**Objective:** All of the lines below are to be transcribed faithfully, with pictures excluded from the copy.

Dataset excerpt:

###

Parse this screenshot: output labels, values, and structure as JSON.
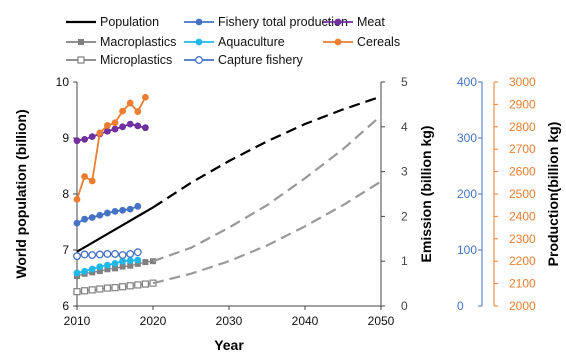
{
  "chart_data": {
    "type": "line",
    "x_axis": {
      "label": "Year",
      "range": [
        2010,
        2050
      ],
      "ticks": [
        2010,
        2020,
        2030,
        2040,
        2050
      ]
    },
    "axes": {
      "population": {
        "label": "World population (billion)",
        "range": [
          6,
          10
        ],
        "ticks": [
          6,
          7,
          8,
          9,
          10
        ],
        "color": "#000000"
      },
      "emission": {
        "label": "Emission (billion kg)",
        "range": [
          0,
          5
        ],
        "ticks": [
          0,
          1,
          2,
          3,
          4,
          5
        ],
        "color": "#000000"
      },
      "fishery": {
        "label": "",
        "range": [
          0,
          400
        ],
        "ticks": [
          0,
          100,
          200,
          300,
          400
        ],
        "color": "#4472c4"
      },
      "production": {
        "label": "Production(billion kg)",
        "range": [
          2000,
          3000
        ],
        "ticks": [
          2000,
          2100,
          2200,
          2300,
          2400,
          2500,
          2600,
          2700,
          2800,
          2900,
          3000
        ],
        "color": "#ed7d31"
      }
    },
    "legend": [
      {
        "key": "population",
        "label": "Population"
      },
      {
        "key": "fishery_total",
        "label": "Fishery total production"
      },
      {
        "key": "meat",
        "label": "Meat"
      },
      {
        "key": "macroplastics",
        "label": "Macroplastics"
      },
      {
        "key": "aquaculture",
        "label": "Aquaculture"
      },
      {
        "key": "cereals",
        "label": "Cereals"
      },
      {
        "key": "microplastics",
        "label": "Microplastics"
      },
      {
        "key": "capture_fishery",
        "label": "Capture fishery"
      }
    ],
    "series": [
      {
        "key": "population",
        "name": "Population",
        "axis": "population",
        "color": "#000000",
        "style": "line",
        "x": [
          2010,
          2020
        ],
        "y": [
          6.97,
          7.76
        ]
      },
      {
        "key": "population_projection",
        "axis": "population",
        "color": "#000000",
        "style": "dashed",
        "x": [
          2020,
          2025,
          2030,
          2035,
          2040,
          2045,
          2050
        ],
        "y": [
          7.76,
          8.2,
          8.59,
          8.94,
          9.25,
          9.51,
          9.74
        ]
      },
      {
        "key": "macroplastics",
        "name": "Macroplastics",
        "axis": "emission",
        "color": "#808080",
        "style": "marker-filled-square",
        "x": [
          2010,
          2011,
          2012,
          2013,
          2014,
          2015,
          2016,
          2017,
          2018,
          2019,
          2020
        ],
        "y": [
          0.67,
          0.72,
          0.75,
          0.78,
          0.82,
          0.84,
          0.88,
          0.9,
          0.94,
          0.98,
          1.0
        ]
      },
      {
        "key": "macroplastics_projection",
        "axis": "emission",
        "color": "#999999",
        "style": "dashed",
        "x": [
          2020,
          2025,
          2030,
          2035,
          2040,
          2045,
          2050
        ],
        "y": [
          1.0,
          1.3,
          1.75,
          2.25,
          2.85,
          3.5,
          4.25
        ]
      },
      {
        "key": "microplastics",
        "name": "Microplastics",
        "axis": "emission",
        "color": "#808080",
        "style": "marker-open-square",
        "x": [
          2010,
          2011,
          2012,
          2013,
          2014,
          2015,
          2016,
          2017,
          2018,
          2019,
          2020
        ],
        "y": [
          0.32,
          0.34,
          0.36,
          0.38,
          0.4,
          0.41,
          0.43,
          0.45,
          0.47,
          0.49,
          0.51
        ]
      },
      {
        "key": "microplastics_projection",
        "axis": "emission",
        "color": "#999999",
        "style": "dashed",
        "x": [
          2020,
          2025,
          2030,
          2035,
          2040,
          2045,
          2050
        ],
        "y": [
          0.51,
          0.72,
          1.0,
          1.35,
          1.78,
          2.25,
          2.78
        ]
      },
      {
        "key": "fishery_total",
        "name": "Fishery total production",
        "axis": "fishery",
        "color": "#4472c4",
        "style": "marker-line",
        "x": [
          2010,
          2011,
          2012,
          2013,
          2014,
          2015,
          2016,
          2017,
          2018
        ],
        "y": [
          148,
          155,
          158,
          162,
          166,
          169,
          171,
          173,
          178
        ]
      },
      {
        "key": "aquaculture",
        "name": "Aquaculture",
        "axis": "fishery",
        "color": "#1fb8e8",
        "style": "marker-line",
        "x": [
          2010,
          2011,
          2012,
          2013,
          2014,
          2015,
          2016,
          2017,
          2018
        ],
        "y": [
          59,
          62,
          66,
          70,
          73,
          76,
          80,
          81,
          82
        ]
      },
      {
        "key": "capture_fishery",
        "name": "Capture fishery",
        "axis": "fishery",
        "color": "#4472c4",
        "style": "marker-open-line",
        "x": [
          2010,
          2011,
          2012,
          2013,
          2014,
          2015,
          2016,
          2017,
          2018
        ],
        "y": [
          89,
          92,
          91,
          92,
          93,
          93,
          91,
          93,
          96
        ]
      },
      {
        "key": "meat",
        "name": "Meat",
        "axis": "production",
        "color": "#7030a0",
        "style": "marker-line",
        "x": [
          2010,
          2011,
          2012,
          2013,
          2014,
          2015,
          2016,
          2017,
          2018,
          2019
        ],
        "y": [
          2738,
          2744,
          2756,
          2768,
          2780,
          2790,
          2800,
          2812,
          2804,
          2796
        ]
      },
      {
        "key": "cereals",
        "name": "Cereals",
        "axis": "production",
        "color": "#ed7d31",
        "style": "marker-line",
        "x": [
          2010,
          2011,
          2012,
          2013,
          2014,
          2015,
          2016,
          2017,
          2018,
          2019
        ],
        "y": [
          2476,
          2578,
          2558,
          2772,
          2806,
          2818,
          2870,
          2906,
          2868,
          2932
        ]
      }
    ]
  }
}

###

**Worked answer:**
Parse this screenshot: output labels, values, and structure as JSON.
{
  "chart_data": {
    "type": "line",
    "x_axis": {
      "label": "Year",
      "range": [
        2010,
        2050
      ],
      "ticks": [
        2010,
        2020,
        2030,
        2040,
        2050
      ]
    },
    "axes": {
      "population": {
        "label": "World population (billion)",
        "range": [
          6,
          10
        ],
        "ticks": [
          6,
          7,
          8,
          9,
          10
        ],
        "color": "#000000"
      },
      "emission": {
        "label": "Emission (billion kg)",
        "range": [
          0,
          5
        ],
        "ticks": [
          0,
          1,
          2,
          3,
          4,
          5
        ],
        "color": "#000000"
      },
      "fishery": {
        "label": "",
        "range": [
          0,
          400
        ],
        "ticks": [
          0,
          100,
          200,
          300,
          400
        ],
        "color": "#4472c4"
      },
      "production": {
        "label": "Production(billion kg)",
        "range": [
          2000,
          3000
        ],
        "ticks": [
          2000,
          2100,
          2200,
          2300,
          2400,
          2500,
          2600,
          2700,
          2800,
          2900,
          3000
        ],
        "color": "#ed7d31"
      }
    },
    "legend": [
      {
        "key": "population",
        "label": "Population"
      },
      {
        "key": "fishery_total",
        "label": "Fishery total production"
      },
      {
        "key": "meat",
        "label": "Meat"
      },
      {
        "key": "macroplastics",
        "label": "Macroplastics"
      },
      {
        "key": "aquaculture",
        "label": "Aquaculture"
      },
      {
        "key": "cereals",
        "label": "Cereals"
      },
      {
        "key": "microplastics",
        "label": "Microplastics"
      },
      {
        "key": "capture_fishery",
        "label": "Capture fishery"
      }
    ],
    "series": [
      {
        "key": "population",
        "name": "Population",
        "axis": "population",
        "color": "#000000",
        "style": "line",
        "x": [
          2010,
          2020
        ],
        "y": [
          6.97,
          7.76
        ]
      },
      {
        "key": "population_projection",
        "axis": "population",
        "color": "#000000",
        "style": "dashed",
        "x": [
          2020,
          2025,
          2030,
          2035,
          2040,
          2045,
          2050
        ],
        "y": [
          7.76,
          8.2,
          8.59,
          8.94,
          9.25,
          9.51,
          9.74
        ]
      },
      {
        "key": "macroplastics",
        "name": "Macroplastics",
        "axis": "emission",
        "color": "#808080",
        "style": "marker-filled-square",
        "x": [
          2010,
          2011,
          2012,
          2013,
          2014,
          2015,
          2016,
          2017,
          2018,
          2019,
          2020
        ],
        "y": [
          0.67,
          0.72,
          0.75,
          0.78,
          0.82,
          0.84,
          0.88,
          0.9,
          0.94,
          0.98,
          1.0
        ]
      },
      {
        "key": "macroplastics_projection",
        "axis": "emission",
        "color": "#999999",
        "style": "dashed",
        "x": [
          2020,
          2025,
          2030,
          2035,
          2040,
          2045,
          2050
        ],
        "y": [
          1.0,
          1.3,
          1.75,
          2.25,
          2.85,
          3.5,
          4.25
        ]
      },
      {
        "key": "microplastics",
        "name": "Microplastics",
        "axis": "emission",
        "color": "#808080",
        "style": "marker-open-square",
        "x": [
          2010,
          2011,
          2012,
          2013,
          2014,
          2015,
          2016,
          2017,
          2018,
          2019,
          2020
        ],
        "y": [
          0.32,
          0.34,
          0.36,
          0.38,
          0.4,
          0.41,
          0.43,
          0.45,
          0.47,
          0.49,
          0.51
        ]
      },
      {
        "key": "microplastics_projection",
        "axis": "emission",
        "color": "#999999",
        "style": "dashed",
        "x": [
          2020,
          2025,
          2030,
          2035,
          2040,
          2045,
          2050
        ],
        "y": [
          0.51,
          0.72,
          1.0,
          1.35,
          1.78,
          2.25,
          2.78
        ]
      },
      {
        "key": "fishery_total",
        "name": "Fishery total production",
        "axis": "fishery",
        "color": "#4472c4",
        "style": "marker-line",
        "x": [
          2010,
          2011,
          2012,
          2013,
          2014,
          2015,
          2016,
          2017,
          2018
        ],
        "y": [
          148,
          155,
          158,
          162,
          166,
          169,
          171,
          173,
          178
        ]
      },
      {
        "key": "aquaculture",
        "name": "Aquaculture",
        "axis": "fishery",
        "color": "#1fb8e8",
        "style": "marker-line",
        "x": [
          2010,
          2011,
          2012,
          2013,
          2014,
          2015,
          2016,
          2017,
          2018
        ],
        "y": [
          59,
          62,
          66,
          70,
          73,
          76,
          80,
          81,
          82
        ]
      },
      {
        "key": "capture_fishery",
        "name": "Capture fishery",
        "axis": "fishery",
        "color": "#4472c4",
        "style": "marker-open-line",
        "x": [
          2010,
          2011,
          2012,
          2013,
          2014,
          2015,
          2016,
          2017,
          2018
        ],
        "y": [
          89,
          92,
          91,
          92,
          93,
          93,
          91,
          93,
          96
        ]
      },
      {
        "key": "meat",
        "name": "Meat",
        "axis": "production",
        "color": "#7030a0",
        "style": "marker-line",
        "x": [
          2010,
          2011,
          2012,
          2013,
          2014,
          2015,
          2016,
          2017,
          2018,
          2019
        ],
        "y": [
          2738,
          2744,
          2756,
          2768,
          2780,
          2790,
          2800,
          2812,
          2804,
          2796
        ]
      },
      {
        "key": "cereals",
        "name": "Cereals",
        "axis": "production",
        "color": "#ed7d31",
        "style": "marker-line",
        "x": [
          2010,
          2011,
          2012,
          2013,
          2014,
          2015,
          2016,
          2017,
          2018,
          2019
        ],
        "y": [
          2476,
          2578,
          2558,
          2772,
          2806,
          2818,
          2870,
          2906,
          2868,
          2932
        ]
      }
    ]
  }
}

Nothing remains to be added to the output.